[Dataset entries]

*****

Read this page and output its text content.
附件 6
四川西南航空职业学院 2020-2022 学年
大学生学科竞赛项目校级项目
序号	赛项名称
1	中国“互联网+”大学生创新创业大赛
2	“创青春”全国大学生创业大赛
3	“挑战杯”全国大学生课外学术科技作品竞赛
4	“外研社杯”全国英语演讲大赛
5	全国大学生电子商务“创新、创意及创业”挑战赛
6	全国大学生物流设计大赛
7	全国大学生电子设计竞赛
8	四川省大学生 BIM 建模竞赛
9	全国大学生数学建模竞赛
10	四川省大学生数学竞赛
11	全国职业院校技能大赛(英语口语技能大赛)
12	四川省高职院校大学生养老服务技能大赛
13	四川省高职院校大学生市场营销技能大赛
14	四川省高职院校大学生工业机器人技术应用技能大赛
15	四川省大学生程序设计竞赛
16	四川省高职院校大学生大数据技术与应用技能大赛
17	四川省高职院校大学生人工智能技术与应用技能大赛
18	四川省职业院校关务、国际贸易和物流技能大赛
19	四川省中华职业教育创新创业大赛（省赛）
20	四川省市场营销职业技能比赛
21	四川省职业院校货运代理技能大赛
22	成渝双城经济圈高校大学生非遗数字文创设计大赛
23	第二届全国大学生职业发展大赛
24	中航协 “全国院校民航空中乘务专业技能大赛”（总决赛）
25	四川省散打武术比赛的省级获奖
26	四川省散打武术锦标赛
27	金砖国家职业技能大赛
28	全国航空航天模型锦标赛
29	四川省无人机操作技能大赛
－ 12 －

*****

Extract all the entries word for word.

Read this page and output its text content.
附件 6
四川西南航空职业学院 2020-2022 学年
大学生学科竞赛项目校级项目
序号	赛项名称
1	中国“互联网+”大学生创新创业大赛
2	“创青春”全国大学生创业大赛
3	“挑战杯”全国大学生课外学术科技作品竞赛
4	“外研社杯”全国英语演讲大赛
5	全国大学生电子商务“创新、创意及创业”挑战赛
6	全国大学生物流设计大赛
7	全国大学生电子设计竞赛
8	四川省大学生 BIM 建模竞赛
9	全国大学生数学建模竞赛
10	四川省大学生数学竞赛
11	全国职业院校技能大赛(英语口语技能大赛)
12	四川省高职院校大学生养老服务技能大赛
13	四川省高职院校大学生市场营销技能大赛
14	四川省高职院校大学生工业机器人技术应用技能大赛
15	四川省大学生程序设计竞赛
16	四川省高职院校大学生大数据技术与应用技能大赛
17	四川省高职院校大学生人工智能技术与应用技能大赛
18	四川省职业院校关务、国际贸易和物流技能大赛
19	四川省中华职业教育创新创业大赛（省赛）
20	四川省市场营销职业技能比赛
21	四川省职业院校货运代理技能大赛
22	成渝双城经济圈高校大学生非遗数字文创设计大赛
23	第二届全国大学生职业发展大赛
24	中航协 “全国院校民航空中乘务专业技能大赛”（总决赛）
25	四川省散打武术比赛的省级获奖
26	四川省散打武术锦标赛
27	金砖国家职业技能大赛
28	全国航空航天模型锦标赛
29	四川省无人机操作技能大赛
－ 12 －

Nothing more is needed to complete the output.